DOCUMENT EXCERPT >>
ARCH

this is a representation of the Golden Cove intel architecture

Dynamic Frequency Scaling (DFS)

Also called Turbo mode.
Allows the CPU to temporarily increase its frequency above the base clock to boost performance.
This can distort benchmarks, since the CPU does not run at a constant frequency, reducing result consistency and accuracy.


Architecture models (high level)

1) Register-based, load–store architectures

  • Arithmetic ops use registers only
  • Memory accessed only via explicit load/store
  • Easy pipelining, OoO-friendly, compiler-friendly
  • Most modern ISAs

Examples: ARM, RISC-V

2) Register-based, register–memory architectures

  • Arithmetic ops may use register + memory operand
  • ISA is not load–store, but microarchitecture behaves like one
  • Legacy-friendly, complex decoding

Example: x86

Small remark: Stack-based architectures

  • Operands implicit on a stack
  • Compact encoding, poor for pipelining
  • Common in VMs, not modern CPUs

Examples: JVM, WebAssembly


Pipeline

detail cpu pipeline here

PIPELINE Example

add rax, [rbx+8]

1. Frontend — What instruction to run?

  • BPU predicts next PC
  • L1 I-cache fetches instruction bytes
  • Pre-decode finds instruction boundary
  • Decode → 2 µops:
    • µop 1: load [rbx+8]
    • µop 2: add → rax
  • µop cache may bypass decode entirely
  • µops enter IDQ

2. Rename / Allocate — Prepare execution

  • ROB allocates entries
  • RAT maps:
    • rax → physical register P42
  • Dependencies tracked
  • µops enter Scheduler (RS)

SUPPLIED RECORDS >>

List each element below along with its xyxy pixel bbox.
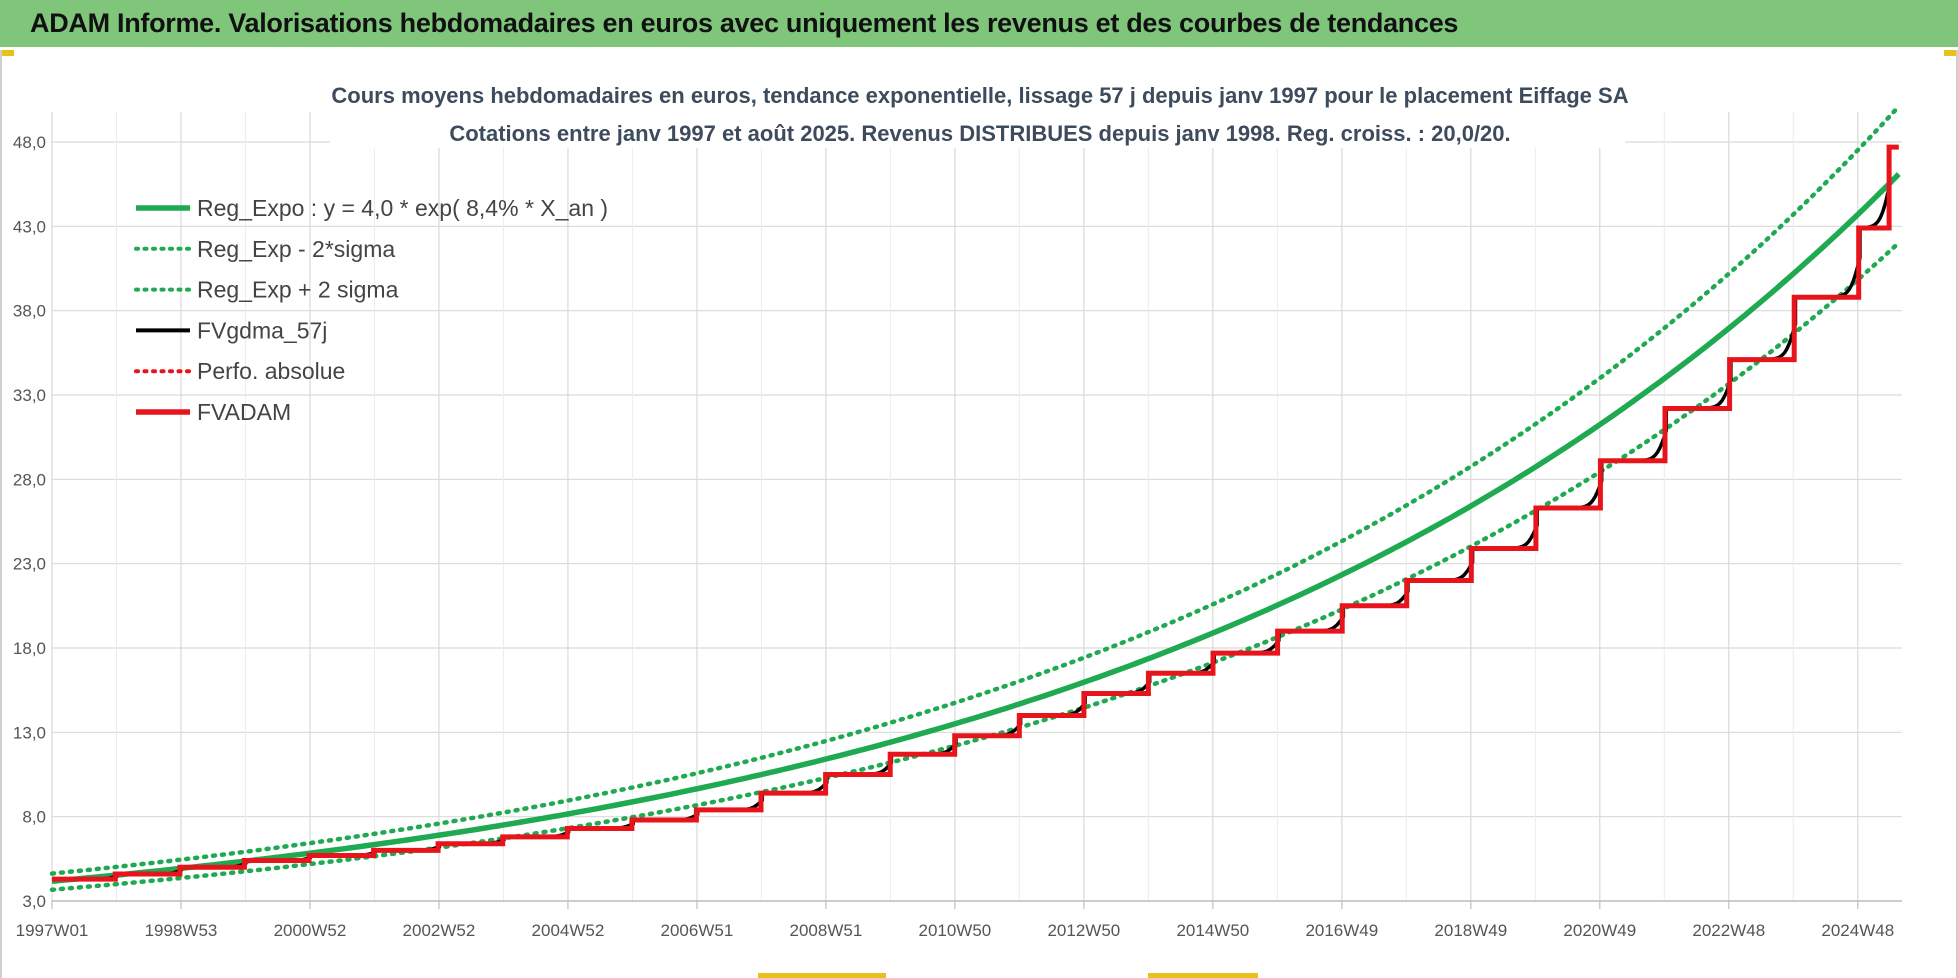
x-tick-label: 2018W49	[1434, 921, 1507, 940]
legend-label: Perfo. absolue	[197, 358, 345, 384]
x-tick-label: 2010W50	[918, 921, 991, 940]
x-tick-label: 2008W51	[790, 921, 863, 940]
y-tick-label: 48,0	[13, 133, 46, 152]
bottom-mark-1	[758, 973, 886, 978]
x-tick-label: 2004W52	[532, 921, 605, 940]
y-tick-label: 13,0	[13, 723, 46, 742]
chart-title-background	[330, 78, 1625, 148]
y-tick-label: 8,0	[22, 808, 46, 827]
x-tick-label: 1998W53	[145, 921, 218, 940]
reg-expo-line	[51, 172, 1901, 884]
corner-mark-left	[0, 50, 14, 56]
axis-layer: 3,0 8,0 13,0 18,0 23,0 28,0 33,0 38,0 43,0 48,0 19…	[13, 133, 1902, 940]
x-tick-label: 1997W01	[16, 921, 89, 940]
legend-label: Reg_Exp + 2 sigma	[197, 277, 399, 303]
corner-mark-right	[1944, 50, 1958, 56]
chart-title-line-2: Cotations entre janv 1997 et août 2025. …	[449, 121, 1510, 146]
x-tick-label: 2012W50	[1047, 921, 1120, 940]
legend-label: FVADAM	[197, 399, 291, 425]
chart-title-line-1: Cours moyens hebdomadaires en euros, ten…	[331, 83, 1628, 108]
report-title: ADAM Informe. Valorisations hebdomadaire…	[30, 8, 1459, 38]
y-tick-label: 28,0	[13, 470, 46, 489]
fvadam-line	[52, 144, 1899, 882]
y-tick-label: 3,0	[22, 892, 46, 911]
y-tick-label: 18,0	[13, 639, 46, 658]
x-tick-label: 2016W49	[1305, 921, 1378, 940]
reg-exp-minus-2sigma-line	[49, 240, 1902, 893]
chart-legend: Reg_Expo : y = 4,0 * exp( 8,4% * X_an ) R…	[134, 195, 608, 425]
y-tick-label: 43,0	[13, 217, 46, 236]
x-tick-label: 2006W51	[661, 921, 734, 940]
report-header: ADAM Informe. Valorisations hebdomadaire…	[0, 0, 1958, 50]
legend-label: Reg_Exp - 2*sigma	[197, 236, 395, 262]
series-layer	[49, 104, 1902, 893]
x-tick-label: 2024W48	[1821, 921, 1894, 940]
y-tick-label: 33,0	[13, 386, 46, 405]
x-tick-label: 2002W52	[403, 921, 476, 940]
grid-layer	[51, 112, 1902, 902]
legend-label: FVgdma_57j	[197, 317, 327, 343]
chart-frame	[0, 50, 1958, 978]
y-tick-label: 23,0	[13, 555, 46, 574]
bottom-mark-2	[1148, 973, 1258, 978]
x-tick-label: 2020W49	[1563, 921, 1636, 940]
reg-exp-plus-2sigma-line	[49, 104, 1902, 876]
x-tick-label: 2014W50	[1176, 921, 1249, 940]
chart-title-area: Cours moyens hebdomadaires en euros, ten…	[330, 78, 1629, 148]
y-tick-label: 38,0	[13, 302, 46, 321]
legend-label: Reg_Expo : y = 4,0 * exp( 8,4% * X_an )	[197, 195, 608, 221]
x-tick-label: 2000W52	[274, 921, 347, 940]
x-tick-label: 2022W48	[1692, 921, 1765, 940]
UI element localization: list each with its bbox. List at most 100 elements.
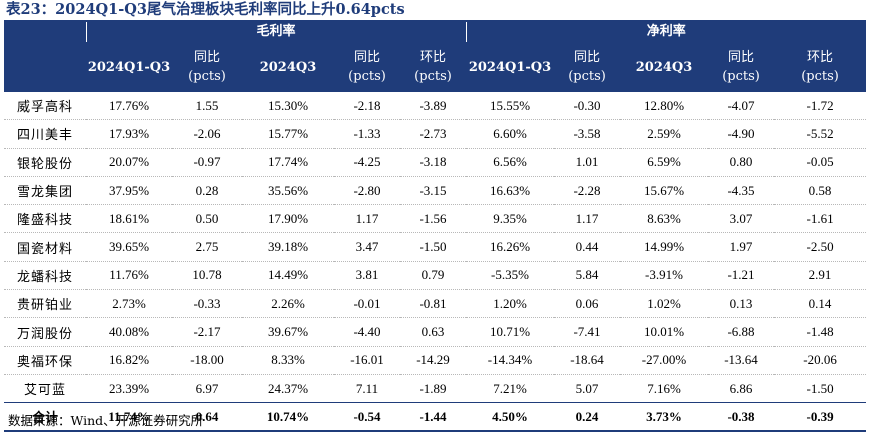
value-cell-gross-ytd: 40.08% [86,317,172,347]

EXERCISES >>
(a) Please copy the CPU architecture notes in full, reproducing every line without change.
(b) How many lines of the records contain the string "chart"? Case counts, so reply with the number alone.

OUTPUTS FOR THE TASKS >>
(a)
ARCH

this is a representation of the Golden Cove intel architecture

Dynamic Frequency Scaling (DFS)

Also called Turbo mode.
Allows the CPU to temporarily increase its frequency above the base clock to boost performance.
This can distort benchmarks, since the CPU does not run at a constant frequency, reducing result consistency and accuracy.


Architecture models (high level)

1) Register-based, load–store architectures

  • Arithmetic ops use registers only
  • Memory accessed only via explicit load/store
  • Easy pipelining, OoO-friendly, compiler-friendly
  • Most modern ISAs

Examples: ARM, RISC-V

2) Register-based, register–memory architectures

  • Arithmetic ops may use register + memory operand
  • ISA is not load–store, but microarchitecture behaves like one
  • Legacy-friendly, complex decoding

Example: x86

Small remark: Stack-based architectures

  • Operands implicit on a stack
  • Compact encoding, poor for pipelining
  • Common in VMs, not modern CPUs

Examples: JVM, WebAssembly


Pipeline

detail cpu pipeline here

PIPELINE Example

add rax, [rbx+8]

1. Frontend — What instruction to run?

  • BPU predicts next PC
  • L1 I-cache fetches instruction bytes
  • Pre-decode finds instruction boundary
  • Decode → 2 µops:
    • µop 1: load [rbx+8]
    • µop 2: add → rax
  • µop cache may bypass decode entirely
  • µops enter IDQ

2. Rename / Allocate — Prepare execution

  • ROB allocates entries
  • RAT maps:
    • rax → physical register P42
  • Dependencies tracked
  • µops enter Scheduler (RS)

(b) 6